Burundi sem "nenhum sinal de mudança positiva" em Direitos Humanos

21 agosto 2017

Comissão de Inquérito revela conclusões após ouvir mais de 500 testemunhos de exilados e residentes no país; avaliação que será entregue em setembro destaca restrição de liberdades.

Eleutéio Guevane, da ONU News em Nova Iorque.

Especialistas internacionais de direitos humanos que acompanham a situação no Burundi consideram que "nenhum sinal de mudança positiva" foi observado no país nos últimos dois meses.

Num novo relatório dirigido ao Conselho de Direitos Humanos da ONU, em Genebra, os membros da Comissão de Inquérito sobre o Burundi destacam alegações de “graves abusos que ocorrem no país da região dos Grandes Lagos.”

Testemunhos

A comissão que não teve acesso ao território burundês produziu o informe baseado em mais de 500 testemunhos de pessoas exiladas e residentes no Burundi. As conclusões devem ser entregues ao órgão em setembro.

O chefe da Comissão de Inquérito da ONU sobre o Burundi, Fatsah Ouguergouz, disse que desde a declaração oral feita pelo grupo em junho não foi recebido qualquer sinal de uma evolução positiva da situação no Burundi.

======

• _TAREFAS A REALIZAR_
a – Enumere todos os locais geográficos referidos na notícia sobre os direitos humanos no Burundi.
b – Prolongue a notícia sobre os direitos humanos no Burundi a partir do ponto em que termina.
O material que se segue não tem qualquer relação com a notícia sobre o Burundi.

• _DADOS REGISTADOS_
======

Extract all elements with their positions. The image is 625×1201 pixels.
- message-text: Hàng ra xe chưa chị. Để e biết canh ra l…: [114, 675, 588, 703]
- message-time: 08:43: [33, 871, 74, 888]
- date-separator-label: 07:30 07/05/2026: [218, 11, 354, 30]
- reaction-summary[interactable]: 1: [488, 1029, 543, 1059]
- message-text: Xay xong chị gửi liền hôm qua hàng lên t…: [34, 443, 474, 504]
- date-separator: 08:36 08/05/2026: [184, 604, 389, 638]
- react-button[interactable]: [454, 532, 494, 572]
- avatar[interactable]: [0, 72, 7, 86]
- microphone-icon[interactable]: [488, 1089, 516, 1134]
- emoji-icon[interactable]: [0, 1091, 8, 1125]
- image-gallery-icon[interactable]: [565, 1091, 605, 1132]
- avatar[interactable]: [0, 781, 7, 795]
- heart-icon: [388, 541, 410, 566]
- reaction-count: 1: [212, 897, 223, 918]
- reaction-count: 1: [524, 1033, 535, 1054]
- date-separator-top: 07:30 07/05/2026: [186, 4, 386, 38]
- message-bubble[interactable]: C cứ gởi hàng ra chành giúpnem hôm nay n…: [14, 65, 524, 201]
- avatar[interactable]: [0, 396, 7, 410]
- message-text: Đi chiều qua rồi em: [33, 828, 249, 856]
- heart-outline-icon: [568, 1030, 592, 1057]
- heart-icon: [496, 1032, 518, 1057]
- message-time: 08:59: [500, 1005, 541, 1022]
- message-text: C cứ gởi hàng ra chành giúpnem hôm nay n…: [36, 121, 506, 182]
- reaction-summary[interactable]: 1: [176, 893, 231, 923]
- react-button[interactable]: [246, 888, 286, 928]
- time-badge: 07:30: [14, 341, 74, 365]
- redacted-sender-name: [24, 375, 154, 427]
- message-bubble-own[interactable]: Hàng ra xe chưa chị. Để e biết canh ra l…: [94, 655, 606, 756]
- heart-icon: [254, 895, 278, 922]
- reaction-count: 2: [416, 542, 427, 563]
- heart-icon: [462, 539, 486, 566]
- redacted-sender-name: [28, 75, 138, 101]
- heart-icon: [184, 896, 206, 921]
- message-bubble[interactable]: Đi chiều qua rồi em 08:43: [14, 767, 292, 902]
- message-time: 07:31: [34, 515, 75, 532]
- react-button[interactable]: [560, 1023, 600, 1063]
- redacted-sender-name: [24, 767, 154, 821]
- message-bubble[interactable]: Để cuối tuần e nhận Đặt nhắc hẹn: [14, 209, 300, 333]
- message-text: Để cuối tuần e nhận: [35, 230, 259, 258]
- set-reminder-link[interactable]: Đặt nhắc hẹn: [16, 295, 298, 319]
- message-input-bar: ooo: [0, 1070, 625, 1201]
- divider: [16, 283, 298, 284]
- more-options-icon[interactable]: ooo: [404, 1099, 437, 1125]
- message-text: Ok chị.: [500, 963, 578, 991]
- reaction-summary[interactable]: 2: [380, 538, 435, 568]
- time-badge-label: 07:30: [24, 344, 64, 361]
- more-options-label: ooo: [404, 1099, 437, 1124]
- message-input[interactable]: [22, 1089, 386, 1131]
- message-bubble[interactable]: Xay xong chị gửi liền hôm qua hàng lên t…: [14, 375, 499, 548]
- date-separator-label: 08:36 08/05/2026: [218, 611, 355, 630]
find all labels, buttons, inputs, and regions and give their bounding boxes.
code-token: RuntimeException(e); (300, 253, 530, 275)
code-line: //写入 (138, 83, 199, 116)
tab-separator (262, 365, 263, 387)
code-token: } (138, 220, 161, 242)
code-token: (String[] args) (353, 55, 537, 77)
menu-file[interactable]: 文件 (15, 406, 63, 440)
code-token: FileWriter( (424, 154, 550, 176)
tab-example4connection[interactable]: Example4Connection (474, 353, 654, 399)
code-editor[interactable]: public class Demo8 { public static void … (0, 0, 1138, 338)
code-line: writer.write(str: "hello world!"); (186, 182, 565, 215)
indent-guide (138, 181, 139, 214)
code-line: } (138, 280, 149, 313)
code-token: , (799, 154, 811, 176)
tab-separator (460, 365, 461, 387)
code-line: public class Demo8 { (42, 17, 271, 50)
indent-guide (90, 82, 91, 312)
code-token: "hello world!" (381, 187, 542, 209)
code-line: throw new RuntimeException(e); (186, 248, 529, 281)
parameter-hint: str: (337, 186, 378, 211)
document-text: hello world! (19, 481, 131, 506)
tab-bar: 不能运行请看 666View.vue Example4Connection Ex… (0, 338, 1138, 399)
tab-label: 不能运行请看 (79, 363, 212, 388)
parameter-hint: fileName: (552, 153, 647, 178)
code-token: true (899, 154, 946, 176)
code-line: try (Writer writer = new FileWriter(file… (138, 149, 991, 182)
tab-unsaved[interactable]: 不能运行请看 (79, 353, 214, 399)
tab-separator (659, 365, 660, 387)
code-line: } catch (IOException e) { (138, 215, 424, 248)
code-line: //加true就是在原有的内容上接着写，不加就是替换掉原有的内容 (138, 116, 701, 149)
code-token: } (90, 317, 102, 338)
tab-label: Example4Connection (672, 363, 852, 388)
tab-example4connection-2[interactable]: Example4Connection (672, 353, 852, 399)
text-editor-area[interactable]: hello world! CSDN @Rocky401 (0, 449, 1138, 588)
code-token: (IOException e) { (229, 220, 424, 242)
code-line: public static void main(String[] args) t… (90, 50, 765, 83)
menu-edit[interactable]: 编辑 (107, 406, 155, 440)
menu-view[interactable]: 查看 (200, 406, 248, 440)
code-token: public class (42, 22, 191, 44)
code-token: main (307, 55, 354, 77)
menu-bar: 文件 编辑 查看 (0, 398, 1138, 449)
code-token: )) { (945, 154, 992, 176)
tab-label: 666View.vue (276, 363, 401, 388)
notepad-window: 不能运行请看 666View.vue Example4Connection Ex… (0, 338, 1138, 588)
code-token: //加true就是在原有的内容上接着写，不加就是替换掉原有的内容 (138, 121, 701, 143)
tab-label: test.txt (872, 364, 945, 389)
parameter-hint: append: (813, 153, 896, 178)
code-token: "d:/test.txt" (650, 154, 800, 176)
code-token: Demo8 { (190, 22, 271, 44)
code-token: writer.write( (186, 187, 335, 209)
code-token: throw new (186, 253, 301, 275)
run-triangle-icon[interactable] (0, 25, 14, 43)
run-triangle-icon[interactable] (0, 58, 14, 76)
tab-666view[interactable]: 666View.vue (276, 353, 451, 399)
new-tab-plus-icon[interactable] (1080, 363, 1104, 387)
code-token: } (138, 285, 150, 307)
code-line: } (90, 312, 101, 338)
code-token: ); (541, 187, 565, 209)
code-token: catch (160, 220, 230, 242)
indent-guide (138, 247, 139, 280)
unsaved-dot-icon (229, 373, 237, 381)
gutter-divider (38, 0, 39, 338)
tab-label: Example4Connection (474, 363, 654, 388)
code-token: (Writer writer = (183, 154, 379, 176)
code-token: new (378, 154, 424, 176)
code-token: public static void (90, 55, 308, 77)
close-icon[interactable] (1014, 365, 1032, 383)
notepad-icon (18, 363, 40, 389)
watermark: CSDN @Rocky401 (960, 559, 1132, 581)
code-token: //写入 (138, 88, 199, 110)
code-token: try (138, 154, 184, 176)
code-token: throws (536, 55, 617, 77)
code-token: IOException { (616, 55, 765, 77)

======

• _RESPOSTAS ÀS TAREFAS_
a – Burundi, Nova Iorque, Genebra, região dos Grandes Lagos

b –
Tendências

O especialista destaca em particular a restrição de “certas liberdades”. Ouguergouz afirmou que pelo contrário foram recebidos testemunhos demostrando que persistem as tendências sublinhadas há dois meses.

A comissão que investiga o Burundi foi criada pelo Conselho em setembro passado após relatos de alegados abusos que incluem execuções extrajudiciais, tortura, detenção arbitrária e desaparecimentos forçados.

No informe de junho, a Comissão citou casos de violência sexual, em  particular contra mulheres parentes de opositores do governo. Nos atos estariam envolvidos elementos da liga juvenil Imbonerakure, ligada ao partido no poder.